== REQUIREMENTS ==
In the records below, find each line with the word "JSON" and copy it.

Stored data
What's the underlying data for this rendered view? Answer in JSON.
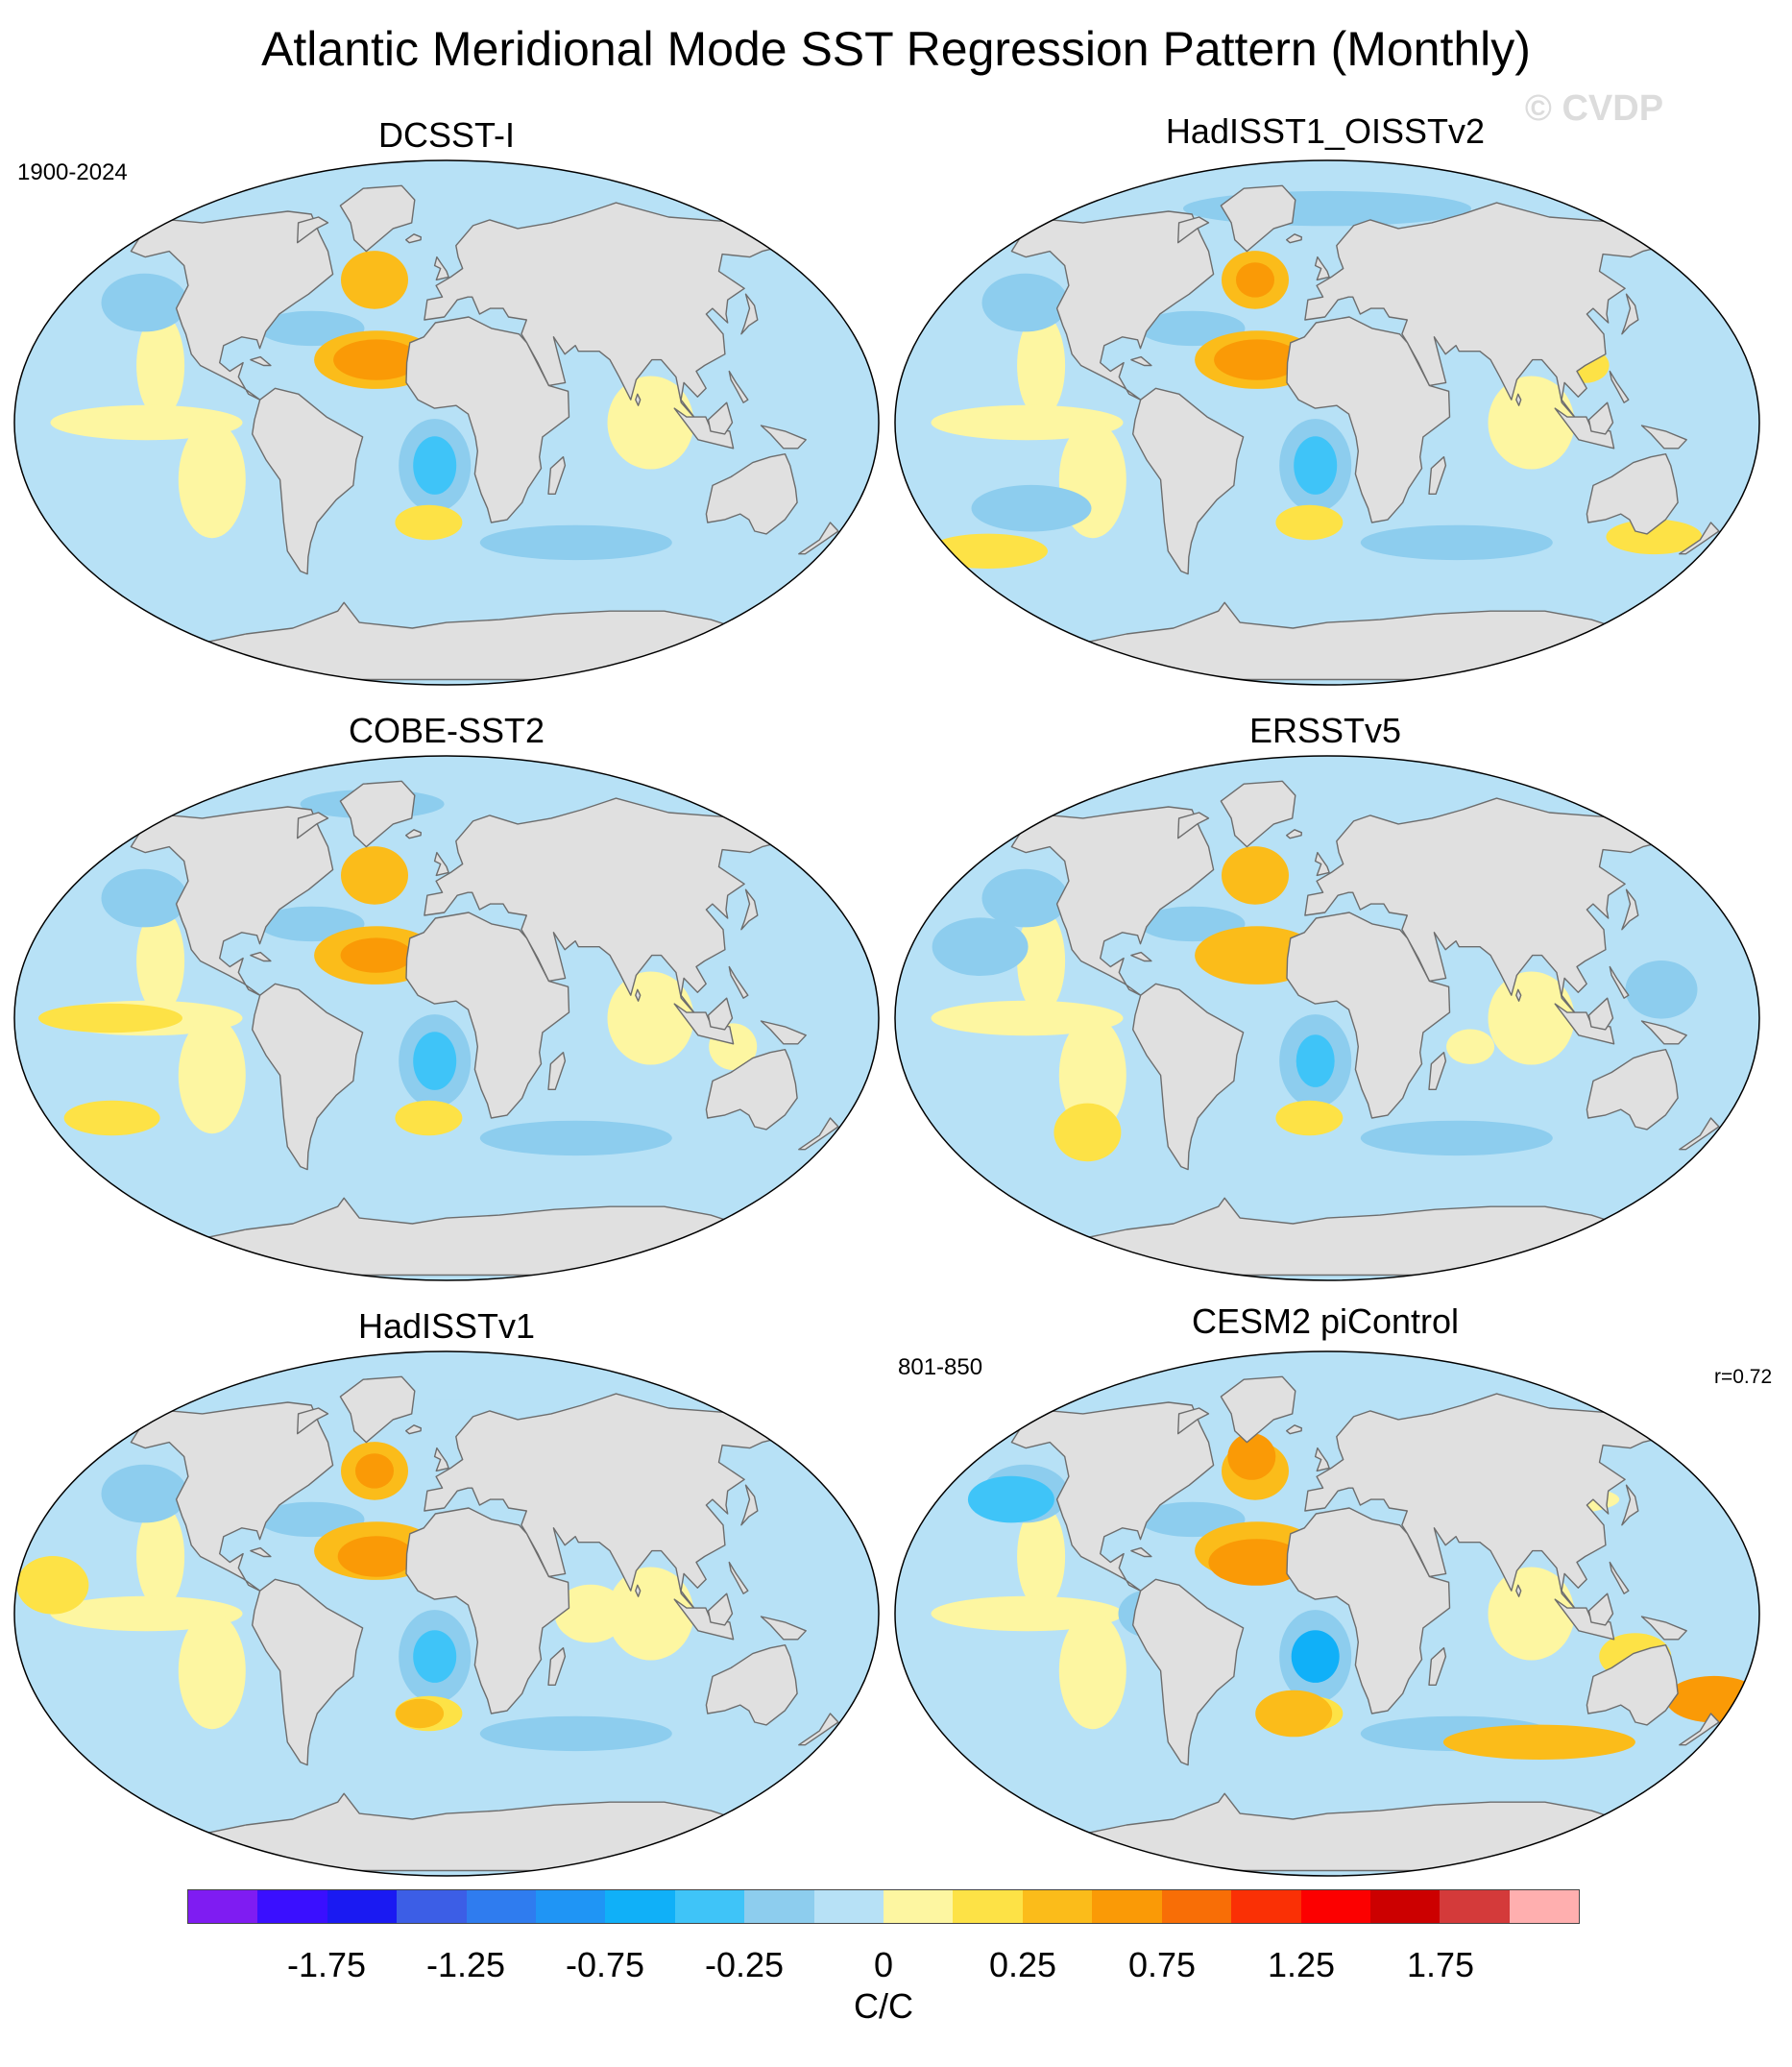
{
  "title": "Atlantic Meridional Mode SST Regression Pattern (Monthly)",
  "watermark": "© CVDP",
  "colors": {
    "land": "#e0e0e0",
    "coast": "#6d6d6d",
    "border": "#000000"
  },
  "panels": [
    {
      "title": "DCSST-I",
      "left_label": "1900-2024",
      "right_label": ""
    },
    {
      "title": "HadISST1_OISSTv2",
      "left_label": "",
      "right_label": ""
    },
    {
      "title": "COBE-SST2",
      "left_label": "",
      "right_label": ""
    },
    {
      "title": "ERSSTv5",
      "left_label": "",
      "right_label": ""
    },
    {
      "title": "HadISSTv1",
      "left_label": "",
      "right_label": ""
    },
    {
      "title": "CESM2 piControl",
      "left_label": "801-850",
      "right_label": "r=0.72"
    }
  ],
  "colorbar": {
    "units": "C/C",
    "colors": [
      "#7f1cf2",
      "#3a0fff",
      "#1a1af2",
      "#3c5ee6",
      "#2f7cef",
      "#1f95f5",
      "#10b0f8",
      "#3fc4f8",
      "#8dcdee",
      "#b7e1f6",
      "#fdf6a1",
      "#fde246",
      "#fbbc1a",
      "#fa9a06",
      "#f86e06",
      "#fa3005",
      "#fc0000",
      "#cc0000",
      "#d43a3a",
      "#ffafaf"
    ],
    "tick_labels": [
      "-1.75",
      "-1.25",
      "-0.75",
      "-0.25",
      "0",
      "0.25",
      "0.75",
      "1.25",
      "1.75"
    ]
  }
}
==
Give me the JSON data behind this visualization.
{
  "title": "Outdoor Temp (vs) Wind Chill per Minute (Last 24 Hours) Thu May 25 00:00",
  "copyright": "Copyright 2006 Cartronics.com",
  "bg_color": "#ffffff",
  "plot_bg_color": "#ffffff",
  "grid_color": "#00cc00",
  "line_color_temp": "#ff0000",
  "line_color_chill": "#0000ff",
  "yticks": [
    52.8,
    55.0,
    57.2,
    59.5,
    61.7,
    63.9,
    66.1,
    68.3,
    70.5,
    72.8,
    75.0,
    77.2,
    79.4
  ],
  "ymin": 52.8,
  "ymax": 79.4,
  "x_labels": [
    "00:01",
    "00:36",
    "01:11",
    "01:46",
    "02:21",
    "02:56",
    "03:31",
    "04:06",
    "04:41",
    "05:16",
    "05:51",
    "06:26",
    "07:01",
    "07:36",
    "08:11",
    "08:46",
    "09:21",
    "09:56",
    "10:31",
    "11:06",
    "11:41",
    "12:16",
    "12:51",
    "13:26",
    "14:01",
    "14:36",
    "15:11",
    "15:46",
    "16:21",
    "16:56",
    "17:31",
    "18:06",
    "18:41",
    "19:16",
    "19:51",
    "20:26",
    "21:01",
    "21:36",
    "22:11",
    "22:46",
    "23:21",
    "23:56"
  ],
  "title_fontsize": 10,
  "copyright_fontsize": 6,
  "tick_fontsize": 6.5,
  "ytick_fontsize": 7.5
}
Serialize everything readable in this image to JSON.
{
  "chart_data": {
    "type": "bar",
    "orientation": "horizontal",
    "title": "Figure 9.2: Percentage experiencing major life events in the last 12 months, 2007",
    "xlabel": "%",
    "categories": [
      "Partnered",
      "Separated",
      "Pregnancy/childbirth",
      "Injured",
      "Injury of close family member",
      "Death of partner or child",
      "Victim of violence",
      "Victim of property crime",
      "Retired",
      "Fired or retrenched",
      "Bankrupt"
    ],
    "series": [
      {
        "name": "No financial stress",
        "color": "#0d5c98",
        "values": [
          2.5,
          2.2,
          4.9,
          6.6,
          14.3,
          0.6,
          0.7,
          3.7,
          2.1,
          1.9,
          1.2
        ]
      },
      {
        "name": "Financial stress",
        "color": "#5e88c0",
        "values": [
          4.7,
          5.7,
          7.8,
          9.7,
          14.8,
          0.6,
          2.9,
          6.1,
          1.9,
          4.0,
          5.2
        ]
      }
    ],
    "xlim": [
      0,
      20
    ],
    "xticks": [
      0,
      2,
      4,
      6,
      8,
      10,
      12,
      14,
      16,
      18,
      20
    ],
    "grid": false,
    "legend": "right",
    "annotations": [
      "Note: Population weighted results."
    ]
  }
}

== RESPONSE FOR THIS EXERCISE ==
What's the underlying data for this rendered view? Answer in JSON.
Give me the JSON data behind this visualization.
Serialize everything readable in this image to JSON.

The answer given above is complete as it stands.